>>>
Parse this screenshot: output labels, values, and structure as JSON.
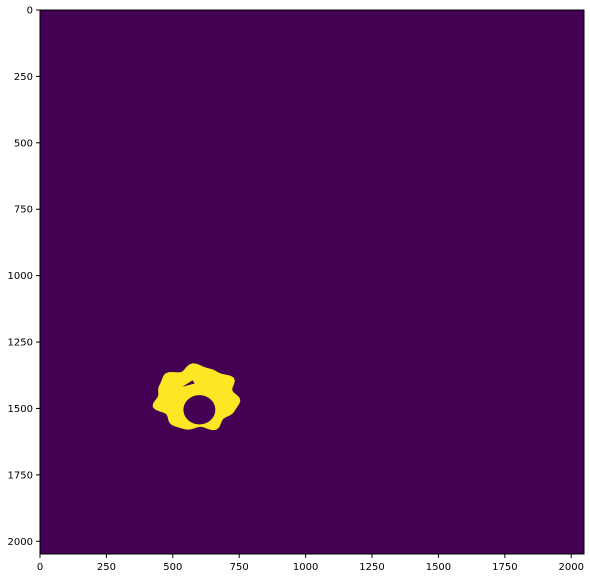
{
  "chart_data": {
    "type": "heatmap",
    "title": "",
    "xlabel": "",
    "ylabel": "",
    "xlim": [
      0,
      2048
    ],
    "ylim": [
      2048,
      0
    ],
    "x_ticks": [
      0,
      250,
      500,
      750,
      1000,
      1250,
      1500,
      1750,
      2000
    ],
    "y_ticks": [
      0,
      250,
      500,
      750,
      1000,
      1250,
      1500,
      1750,
      2000
    ],
    "colormap": "viridis",
    "background_value": 0,
    "mask_value": 1,
    "region": {
      "description_values": "binary mask blob (value 1) shaped like an irregular ring",
      "center_x": 590,
      "center_y": 1460,
      "outer_radius_x": 155,
      "outer_radius_y": 120,
      "hole_center_x": 600,
      "hole_center_y": 1505,
      "hole_radius_x": 60,
      "hole_radius_y": 55,
      "gap_start_angle_deg": 60,
      "gap_end_angle_deg": 120
    },
    "colors": {
      "background": "#440154",
      "mask": "#fde725",
      "axis": "#000000"
    }
  }
}
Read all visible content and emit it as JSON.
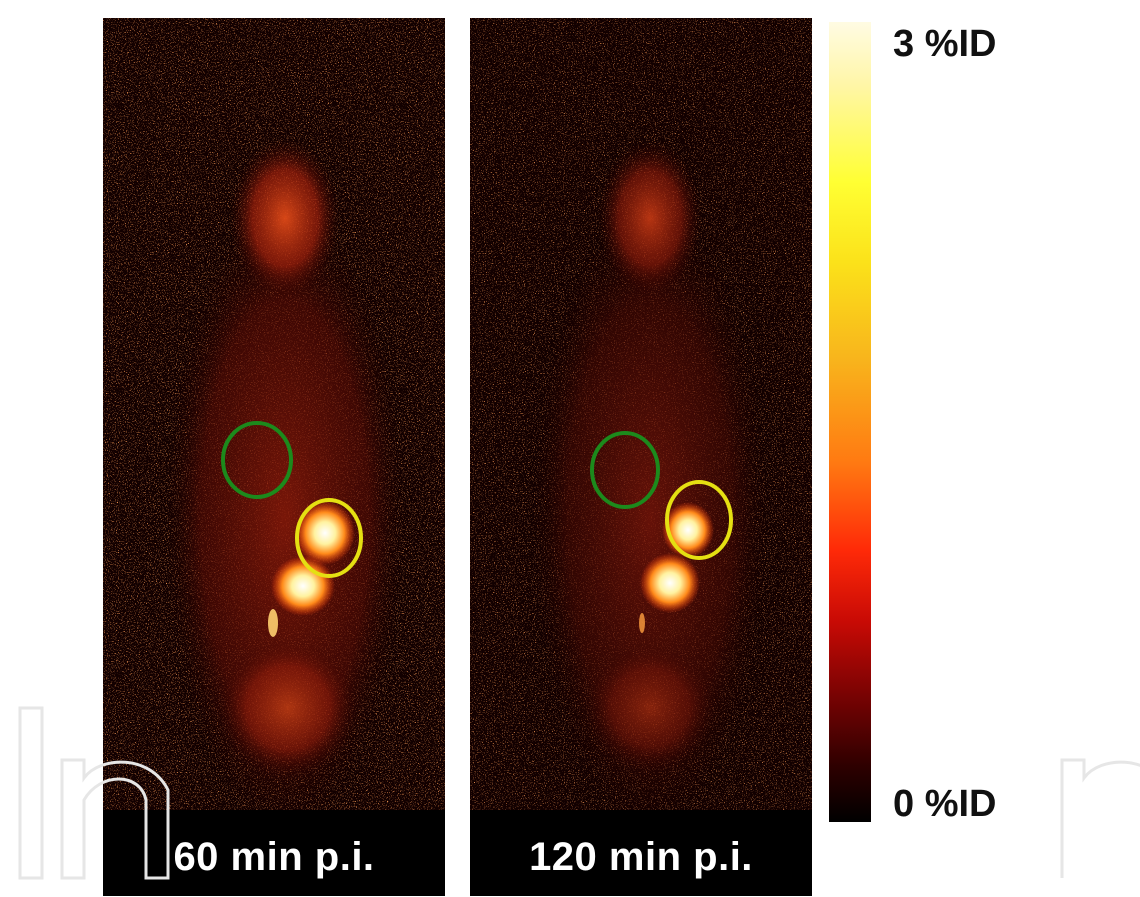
{
  "panels": [
    {
      "caption": "60 min p.i.",
      "region_colors": {
        "green": "#1c8a1c",
        "yellow": "#e5e012"
      }
    },
    {
      "caption": "120 min p.i.",
      "region_colors": {
        "green": "#1c8a1c",
        "yellow": "#e5e012"
      }
    }
  ],
  "colorbar": {
    "max_label": "3 %ID",
    "min_label": "0 %ID",
    "colormap": "hot"
  }
}
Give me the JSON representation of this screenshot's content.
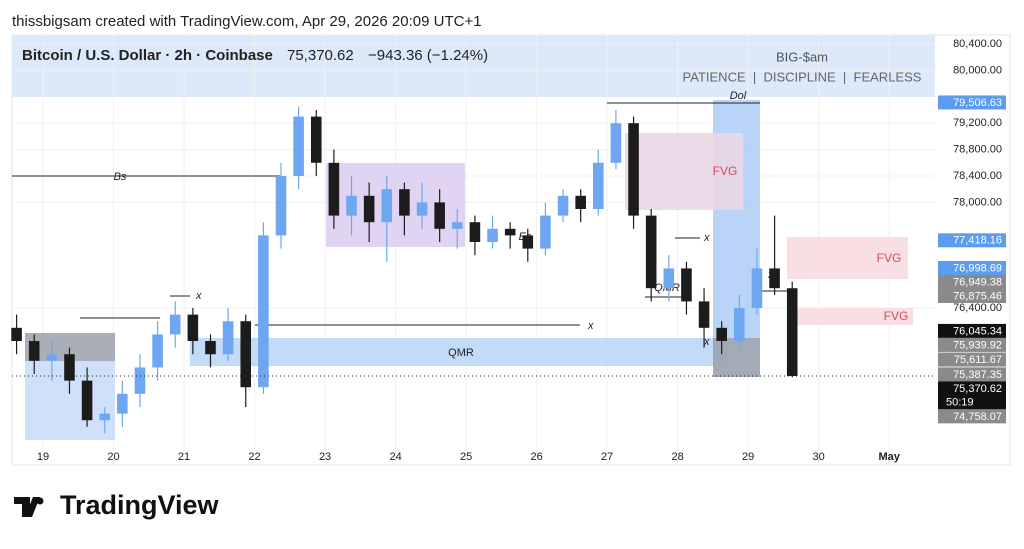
<<<
(Exercise brief)
Without including any picture, repeat the data exactly.

(Result)
Parse this screenshot: output labels, values, and structure as JSON.
{
  "chart_data": {
    "type": "heatmap",
    "title": "",
    "xlabel": "",
    "ylabel": "",
    "xlim": [
      0,
      2048
    ],
    "ylim": [
      2048,
      0
    ],
    "x_ticks": [
      0,
      250,
      500,
      750,
      1000,
      1250,
      1500,
      1750,
      2000
    ],
    "y_ticks": [
      0,
      250,
      500,
      750,
      1000,
      1250,
      1500,
      1750,
      2000
    ],
    "colormap": "viridis",
    "background_value": 0,
    "mask_value": 1,
    "region": {
      "description_values": "binary mask blob (value 1) shaped like an irregular ring",
      "center_x": 590,
      "center_y": 1460,
      "outer_radius_x": 155,
      "outer_radius_y": 120,
      "hole_center_x": 600,
      "hole_center_y": 1505,
      "hole_radius_x": 60,
      "hole_radius_y": 55,
      "gap_start_angle_deg": 60,
      "gap_end_angle_deg": 120
    },
    "colors": {
      "background": "#440154",
      "mask": "#fde725",
      "axis": "#000000"
    }
  }
}
Read all visible content and emit it as JSON.
{
  "panels": [
    {
      "caption": "60 min p.i.",
      "region_colors": {
        "green": "#1c8a1c",
        "yellow": "#e5e012"
      }
    },
    {
      "caption": "120 min p.i.",
      "region_colors": {
        "green": "#1c8a1c",
        "yellow": "#e5e012"
      }
    }
  ],
  "colorbar": {
    "max_label": "3 %ID",
    "min_label": "0 %ID",
    "colormap": "hot"
  }
}
Give me the JSON representation of this screenshot's content.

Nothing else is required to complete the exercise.